Stored entries
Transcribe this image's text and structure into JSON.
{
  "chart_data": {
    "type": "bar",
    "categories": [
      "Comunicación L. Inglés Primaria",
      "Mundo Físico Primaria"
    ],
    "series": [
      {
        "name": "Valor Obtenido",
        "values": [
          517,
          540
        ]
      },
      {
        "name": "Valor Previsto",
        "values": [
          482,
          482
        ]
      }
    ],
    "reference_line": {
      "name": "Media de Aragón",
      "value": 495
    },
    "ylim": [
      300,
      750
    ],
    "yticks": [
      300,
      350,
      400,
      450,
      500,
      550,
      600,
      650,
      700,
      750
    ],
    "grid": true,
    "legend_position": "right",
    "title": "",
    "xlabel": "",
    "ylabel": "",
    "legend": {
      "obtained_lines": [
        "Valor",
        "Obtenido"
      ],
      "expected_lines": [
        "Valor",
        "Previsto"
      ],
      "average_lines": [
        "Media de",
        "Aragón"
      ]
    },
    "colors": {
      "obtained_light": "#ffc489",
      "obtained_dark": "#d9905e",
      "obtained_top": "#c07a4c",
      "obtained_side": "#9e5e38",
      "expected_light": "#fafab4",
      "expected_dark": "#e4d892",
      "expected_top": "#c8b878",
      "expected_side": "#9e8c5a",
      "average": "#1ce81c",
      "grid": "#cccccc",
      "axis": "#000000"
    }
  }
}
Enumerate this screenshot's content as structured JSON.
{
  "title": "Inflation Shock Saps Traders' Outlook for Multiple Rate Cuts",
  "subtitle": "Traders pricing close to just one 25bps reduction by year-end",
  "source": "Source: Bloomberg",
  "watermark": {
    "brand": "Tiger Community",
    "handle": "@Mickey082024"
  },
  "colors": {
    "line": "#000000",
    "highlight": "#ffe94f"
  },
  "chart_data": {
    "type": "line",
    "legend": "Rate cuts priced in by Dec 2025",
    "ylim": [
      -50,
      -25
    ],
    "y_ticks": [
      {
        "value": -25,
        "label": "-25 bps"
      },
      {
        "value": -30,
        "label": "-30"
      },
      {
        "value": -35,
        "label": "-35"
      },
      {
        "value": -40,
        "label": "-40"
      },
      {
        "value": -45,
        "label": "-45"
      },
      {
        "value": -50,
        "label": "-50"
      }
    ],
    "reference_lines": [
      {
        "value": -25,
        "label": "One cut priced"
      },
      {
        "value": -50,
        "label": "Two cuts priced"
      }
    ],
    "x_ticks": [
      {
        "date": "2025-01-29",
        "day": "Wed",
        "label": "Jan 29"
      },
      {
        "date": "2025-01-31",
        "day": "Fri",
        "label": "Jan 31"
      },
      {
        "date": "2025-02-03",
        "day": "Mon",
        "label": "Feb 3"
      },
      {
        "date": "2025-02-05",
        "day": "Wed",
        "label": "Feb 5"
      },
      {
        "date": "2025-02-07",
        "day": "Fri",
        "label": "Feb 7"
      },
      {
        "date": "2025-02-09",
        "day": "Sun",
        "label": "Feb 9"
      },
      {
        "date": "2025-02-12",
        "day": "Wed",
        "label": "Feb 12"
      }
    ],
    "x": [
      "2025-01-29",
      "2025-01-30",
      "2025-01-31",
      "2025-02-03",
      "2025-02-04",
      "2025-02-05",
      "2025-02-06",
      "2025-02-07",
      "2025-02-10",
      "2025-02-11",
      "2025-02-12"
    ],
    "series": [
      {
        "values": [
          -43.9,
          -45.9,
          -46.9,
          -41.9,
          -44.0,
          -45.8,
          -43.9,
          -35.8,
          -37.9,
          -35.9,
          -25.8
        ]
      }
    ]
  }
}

Stated task:
Gather each line of the records holding the string "Traders".

The reply:
  "title": "Inflation Shock Saps Traders' Outlook for Multiple Rate Cuts",
  "subtitle": "Traders pricing close to just one 25bps reduction by year-end",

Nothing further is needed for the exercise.